> **INSTRUCTIONS FOR THE TASK**
Report, as a bare number, how many lines contain the string "CRAG".
==== INPUT
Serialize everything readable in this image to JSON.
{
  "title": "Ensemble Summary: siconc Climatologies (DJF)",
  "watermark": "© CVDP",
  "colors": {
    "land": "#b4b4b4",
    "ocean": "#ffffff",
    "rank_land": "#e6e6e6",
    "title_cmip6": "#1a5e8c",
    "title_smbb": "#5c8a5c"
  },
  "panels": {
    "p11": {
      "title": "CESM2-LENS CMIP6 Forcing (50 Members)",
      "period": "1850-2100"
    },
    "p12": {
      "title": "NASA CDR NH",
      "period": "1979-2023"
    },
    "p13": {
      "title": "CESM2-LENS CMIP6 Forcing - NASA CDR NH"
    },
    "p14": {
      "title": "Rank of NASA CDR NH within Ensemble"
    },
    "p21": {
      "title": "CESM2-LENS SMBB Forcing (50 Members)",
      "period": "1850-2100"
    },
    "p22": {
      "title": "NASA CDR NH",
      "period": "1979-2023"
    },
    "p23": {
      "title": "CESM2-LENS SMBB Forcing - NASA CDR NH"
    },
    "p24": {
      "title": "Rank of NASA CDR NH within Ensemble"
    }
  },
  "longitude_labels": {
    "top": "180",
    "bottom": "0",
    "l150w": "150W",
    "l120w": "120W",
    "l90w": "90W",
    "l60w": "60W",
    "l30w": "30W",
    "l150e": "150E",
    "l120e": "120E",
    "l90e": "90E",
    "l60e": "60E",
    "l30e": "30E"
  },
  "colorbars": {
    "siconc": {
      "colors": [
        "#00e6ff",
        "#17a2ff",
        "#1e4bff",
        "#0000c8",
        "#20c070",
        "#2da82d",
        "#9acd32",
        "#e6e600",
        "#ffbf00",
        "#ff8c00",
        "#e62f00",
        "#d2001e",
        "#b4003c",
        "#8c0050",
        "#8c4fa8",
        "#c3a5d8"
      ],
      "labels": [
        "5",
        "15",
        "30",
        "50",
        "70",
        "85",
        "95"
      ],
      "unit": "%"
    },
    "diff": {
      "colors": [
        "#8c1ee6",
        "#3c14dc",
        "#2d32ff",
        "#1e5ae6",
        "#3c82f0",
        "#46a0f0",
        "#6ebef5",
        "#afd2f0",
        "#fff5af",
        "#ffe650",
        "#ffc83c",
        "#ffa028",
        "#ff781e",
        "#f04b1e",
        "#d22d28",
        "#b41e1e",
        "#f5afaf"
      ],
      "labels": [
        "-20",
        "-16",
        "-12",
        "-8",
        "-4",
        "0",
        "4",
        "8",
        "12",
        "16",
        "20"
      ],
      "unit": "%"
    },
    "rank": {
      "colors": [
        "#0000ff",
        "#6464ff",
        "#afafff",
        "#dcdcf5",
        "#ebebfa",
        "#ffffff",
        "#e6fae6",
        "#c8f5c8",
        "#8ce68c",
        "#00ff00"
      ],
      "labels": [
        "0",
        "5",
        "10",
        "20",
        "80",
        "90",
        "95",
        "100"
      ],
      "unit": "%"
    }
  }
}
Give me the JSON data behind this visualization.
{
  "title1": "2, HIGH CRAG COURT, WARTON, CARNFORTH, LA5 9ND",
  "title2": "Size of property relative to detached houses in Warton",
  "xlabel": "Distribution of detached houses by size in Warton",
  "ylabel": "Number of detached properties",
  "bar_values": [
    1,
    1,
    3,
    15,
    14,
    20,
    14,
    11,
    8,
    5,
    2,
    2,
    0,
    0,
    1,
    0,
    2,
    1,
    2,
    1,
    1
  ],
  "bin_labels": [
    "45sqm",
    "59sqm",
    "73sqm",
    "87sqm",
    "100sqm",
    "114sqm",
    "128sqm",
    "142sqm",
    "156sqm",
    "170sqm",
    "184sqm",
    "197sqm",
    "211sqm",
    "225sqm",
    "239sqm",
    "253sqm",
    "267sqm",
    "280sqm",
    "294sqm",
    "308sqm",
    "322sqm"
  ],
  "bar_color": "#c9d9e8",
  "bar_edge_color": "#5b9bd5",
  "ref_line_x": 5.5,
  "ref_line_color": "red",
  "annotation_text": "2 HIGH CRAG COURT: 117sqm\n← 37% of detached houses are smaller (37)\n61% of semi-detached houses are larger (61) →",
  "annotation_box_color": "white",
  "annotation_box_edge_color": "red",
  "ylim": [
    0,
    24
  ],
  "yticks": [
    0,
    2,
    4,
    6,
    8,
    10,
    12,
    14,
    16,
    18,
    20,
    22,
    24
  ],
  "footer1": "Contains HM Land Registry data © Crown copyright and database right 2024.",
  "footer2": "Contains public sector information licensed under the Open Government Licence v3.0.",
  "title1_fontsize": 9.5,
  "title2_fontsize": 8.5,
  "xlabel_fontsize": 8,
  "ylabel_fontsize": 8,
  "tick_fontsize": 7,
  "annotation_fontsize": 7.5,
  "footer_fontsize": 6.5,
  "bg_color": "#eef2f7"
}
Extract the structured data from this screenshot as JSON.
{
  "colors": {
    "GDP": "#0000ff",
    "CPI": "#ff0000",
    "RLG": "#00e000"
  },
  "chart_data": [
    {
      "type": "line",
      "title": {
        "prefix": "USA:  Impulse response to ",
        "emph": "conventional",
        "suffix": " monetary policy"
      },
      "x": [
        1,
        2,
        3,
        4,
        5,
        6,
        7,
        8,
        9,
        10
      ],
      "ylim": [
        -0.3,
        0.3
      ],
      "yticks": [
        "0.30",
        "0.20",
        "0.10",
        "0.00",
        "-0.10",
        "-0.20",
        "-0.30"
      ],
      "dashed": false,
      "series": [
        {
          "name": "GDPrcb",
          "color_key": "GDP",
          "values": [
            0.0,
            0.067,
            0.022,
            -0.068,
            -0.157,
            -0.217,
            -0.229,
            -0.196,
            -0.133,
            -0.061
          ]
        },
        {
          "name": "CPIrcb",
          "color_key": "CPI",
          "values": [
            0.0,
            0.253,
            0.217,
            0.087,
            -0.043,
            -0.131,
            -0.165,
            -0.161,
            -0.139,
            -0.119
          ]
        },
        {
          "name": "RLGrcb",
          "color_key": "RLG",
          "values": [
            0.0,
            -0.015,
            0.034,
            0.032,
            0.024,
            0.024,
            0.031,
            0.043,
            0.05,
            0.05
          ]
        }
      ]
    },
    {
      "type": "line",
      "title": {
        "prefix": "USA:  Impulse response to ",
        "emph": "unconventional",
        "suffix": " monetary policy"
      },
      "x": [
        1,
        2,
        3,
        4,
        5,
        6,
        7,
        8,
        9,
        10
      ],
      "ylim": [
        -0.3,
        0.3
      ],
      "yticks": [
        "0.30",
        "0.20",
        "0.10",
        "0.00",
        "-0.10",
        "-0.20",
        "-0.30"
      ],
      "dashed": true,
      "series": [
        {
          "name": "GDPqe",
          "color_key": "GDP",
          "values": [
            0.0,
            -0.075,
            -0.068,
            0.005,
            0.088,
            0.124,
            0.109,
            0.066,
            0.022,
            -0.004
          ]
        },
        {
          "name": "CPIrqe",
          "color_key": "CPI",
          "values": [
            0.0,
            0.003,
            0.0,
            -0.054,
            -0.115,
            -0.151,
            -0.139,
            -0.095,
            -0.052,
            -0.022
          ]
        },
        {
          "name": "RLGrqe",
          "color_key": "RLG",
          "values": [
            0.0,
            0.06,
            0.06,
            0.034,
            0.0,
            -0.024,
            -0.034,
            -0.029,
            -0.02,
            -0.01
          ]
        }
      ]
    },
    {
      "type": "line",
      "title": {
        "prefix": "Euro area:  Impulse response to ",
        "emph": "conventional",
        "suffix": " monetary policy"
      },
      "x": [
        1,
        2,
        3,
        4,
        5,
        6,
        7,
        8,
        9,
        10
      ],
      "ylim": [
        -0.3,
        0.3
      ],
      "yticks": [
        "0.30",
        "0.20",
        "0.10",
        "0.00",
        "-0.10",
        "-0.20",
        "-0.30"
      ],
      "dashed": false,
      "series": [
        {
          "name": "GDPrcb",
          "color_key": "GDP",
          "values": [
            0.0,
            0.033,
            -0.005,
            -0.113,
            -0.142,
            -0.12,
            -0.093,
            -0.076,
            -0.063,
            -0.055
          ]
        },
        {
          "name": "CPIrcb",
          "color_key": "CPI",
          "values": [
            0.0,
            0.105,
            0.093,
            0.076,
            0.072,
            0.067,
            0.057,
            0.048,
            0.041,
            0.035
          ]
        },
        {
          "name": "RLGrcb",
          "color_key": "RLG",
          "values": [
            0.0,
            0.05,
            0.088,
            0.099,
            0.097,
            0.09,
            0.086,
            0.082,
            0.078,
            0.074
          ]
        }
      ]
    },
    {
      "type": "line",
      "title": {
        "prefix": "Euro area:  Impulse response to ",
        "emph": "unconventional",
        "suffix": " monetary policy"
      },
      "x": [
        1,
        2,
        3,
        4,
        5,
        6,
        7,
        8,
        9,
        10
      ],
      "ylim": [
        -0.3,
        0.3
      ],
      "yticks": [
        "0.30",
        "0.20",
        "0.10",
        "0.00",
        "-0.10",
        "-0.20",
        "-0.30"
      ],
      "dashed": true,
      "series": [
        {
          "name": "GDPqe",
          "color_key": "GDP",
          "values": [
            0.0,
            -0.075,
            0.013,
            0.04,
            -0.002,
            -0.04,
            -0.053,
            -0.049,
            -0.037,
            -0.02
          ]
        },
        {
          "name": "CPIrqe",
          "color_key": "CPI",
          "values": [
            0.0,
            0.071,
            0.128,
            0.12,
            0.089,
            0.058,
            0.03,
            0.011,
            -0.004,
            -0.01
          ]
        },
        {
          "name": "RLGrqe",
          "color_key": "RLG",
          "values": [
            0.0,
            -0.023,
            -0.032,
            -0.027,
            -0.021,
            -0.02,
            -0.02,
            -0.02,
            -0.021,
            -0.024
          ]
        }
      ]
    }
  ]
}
========
> **SOLUTION TO THE EXERCISE**
2